Give the listing again in full, exactly as written.

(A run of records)
##########

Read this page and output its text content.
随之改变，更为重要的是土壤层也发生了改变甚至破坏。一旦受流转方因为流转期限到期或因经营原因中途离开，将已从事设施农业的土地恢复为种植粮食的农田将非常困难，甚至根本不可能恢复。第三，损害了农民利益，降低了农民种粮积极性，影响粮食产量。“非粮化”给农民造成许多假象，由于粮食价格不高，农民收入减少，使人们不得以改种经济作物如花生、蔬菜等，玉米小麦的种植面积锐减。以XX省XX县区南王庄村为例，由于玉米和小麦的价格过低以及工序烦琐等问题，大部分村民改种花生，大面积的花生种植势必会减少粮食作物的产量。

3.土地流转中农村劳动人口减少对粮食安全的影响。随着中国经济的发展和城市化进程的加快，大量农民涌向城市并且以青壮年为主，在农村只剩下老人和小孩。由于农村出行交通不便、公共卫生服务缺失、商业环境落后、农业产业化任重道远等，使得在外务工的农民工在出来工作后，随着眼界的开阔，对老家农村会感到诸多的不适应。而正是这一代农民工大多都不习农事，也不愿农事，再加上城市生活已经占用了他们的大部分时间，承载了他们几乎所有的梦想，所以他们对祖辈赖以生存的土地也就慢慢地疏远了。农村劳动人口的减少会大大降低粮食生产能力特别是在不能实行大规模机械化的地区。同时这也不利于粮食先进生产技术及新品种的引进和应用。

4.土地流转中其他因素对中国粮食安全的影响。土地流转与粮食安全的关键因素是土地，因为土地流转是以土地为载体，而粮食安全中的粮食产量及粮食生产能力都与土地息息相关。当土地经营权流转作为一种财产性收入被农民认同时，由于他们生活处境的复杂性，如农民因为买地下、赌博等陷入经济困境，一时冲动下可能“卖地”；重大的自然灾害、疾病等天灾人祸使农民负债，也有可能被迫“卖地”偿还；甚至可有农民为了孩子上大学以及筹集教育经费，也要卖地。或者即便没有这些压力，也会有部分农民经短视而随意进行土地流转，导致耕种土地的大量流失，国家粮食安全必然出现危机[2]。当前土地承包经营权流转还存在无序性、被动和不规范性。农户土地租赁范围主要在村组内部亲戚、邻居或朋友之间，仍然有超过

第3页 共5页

##########

Answer in full:
Read this page and output its text content.
随之改变，更为重要的是土壤层也发生了改变甚至破坏。一旦受流转方因为流转期限到期或因经营原因中途离开，将已从事设施农业的土地恢复为种植粮食的农田将非常困难，甚至根本不可能恢复。第三，损害了农民利益，降低了农民种粮积极性，影响粮食产量。“非粮化”给农民造成许多假象，由于粮食价格不高，农民收入减少，使人们不得以改种经济作物如花生、蔬菜等，玉米小麦的种植面积锐减。以XX省XX县区南王庄村为例，由于玉米和小麦的价格过低以及工序烦琐等问题，大部分村民改种花生，大面积的花生种植势必会减少粮食作物的产量。

3.土地流转中农村劳动人口减少对粮食安全的影响。随着中国经济的发展和城市化进程的加快，大量农民涌向城市并且以青壮年为主，在农村只剩下老人和小孩。由于农村出行交通不便、公共卫生服务缺失、商业环境落后、农业产业化任重道远等，使得在外务工的农民工在出来工作后，随着眼界的开阔，对老家农村会感到诸多的不适应。而正是这一代农民工大多都不习农事，也不愿农事，再加上城市生活已经占用了他们的大部分时间，承载了他们几乎所有的梦想，所以他们对祖辈赖以生存的土地也就慢慢地疏远了。农村劳动人口的减少会大大降低粮食生产能力特别是在不能实行大规模机械化的地区。同时这也不利于粮食先进生产技术及新品种的引进和应用。

4.土地流转中其他因素对中国粮食安全的影响。土地流转与粮食安全的关键因素是土地，因为土地流转是以土地为载体，而粮食安全中的粮食产量及粮食生产能力都与土地息息相关。当土地经营权流转作为一种财产性收入被农民认同时，由于他们生活处境的复杂性，如农民因为买地下、赌博等陷入经济困境，一时冲动下可能“卖地”；重大的自然灾害、疾病等天灾人祸使农民负债，也有可能被迫“卖地”偿还；甚至可有农民为了孩子上大学以及筹集教育经费，也要卖地。或者即便没有这些压力，也会有部分农民经短视而随意进行土地流转，导致耕种土地的大量流失，国家粮食安全必然出现危机[2]。当前土地承包经营权流转还存在无序性、被动和不规范性。农户土地租赁范围主要在村组内部亲戚、邻居或朋友之间，仍然有超过

第3页 共5页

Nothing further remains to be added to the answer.